**Written task:** Omit all pictures, then retype the data exactly as given.

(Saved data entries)
--- start ---
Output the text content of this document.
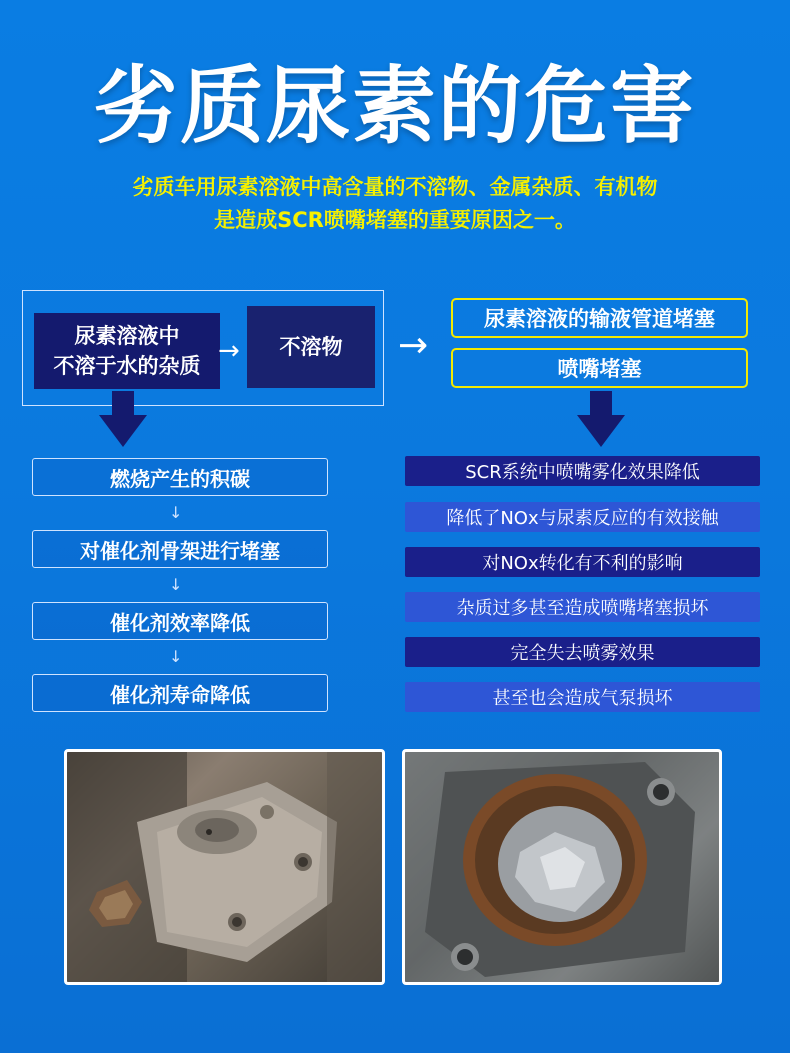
劣质尿素的危害
劣质车用尿素溶液中高含量的不溶物、金属杂质、有机物
是造成SCR喷嘴堵塞的重要原因之一。
尿素溶液中
不溶于水的杂质 →	不溶物	→
尿素溶液的输液管道堵塞
喷嘴堵塞
燃烧产生的积碳
↓
对催化剂骨架进行堵塞
↓
催化剂效率降低
↓
催化剂寿命降低
SCR系统中喷嘴雾化效果降低
降低了NOx与尿素反应的有效接触
对NOx转化有不利的影响
杂质过多甚至造成喷嘴堵塞损坏
完全失去喷雾效果
甚至也会造成气泵损坏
--- end ---
**Answer to the task:**
Output the text content of this document.
劣质尿素的危害
劣质车用尿素溶液中高含量的不溶物、金属杂质、有机物
是造成SCR喷嘴堵塞的重要原因之一。
尿素溶液中
不溶于水的杂质 →	不溶物	→
尿素溶液的输液管道堵塞
喷嘴堵塞
燃烧产生的积碳
↓
对催化剂骨架进行堵塞
↓
催化剂效率降低
↓
催化剂寿命降低
SCR系统中喷嘴雾化效果降低
降低了NOx与尿素反应的有效接触
对NOx转化有不利的影响
杂质过多甚至造成喷嘴堵塞损坏
完全失去喷雾效果
甚至也会造成气泵损坏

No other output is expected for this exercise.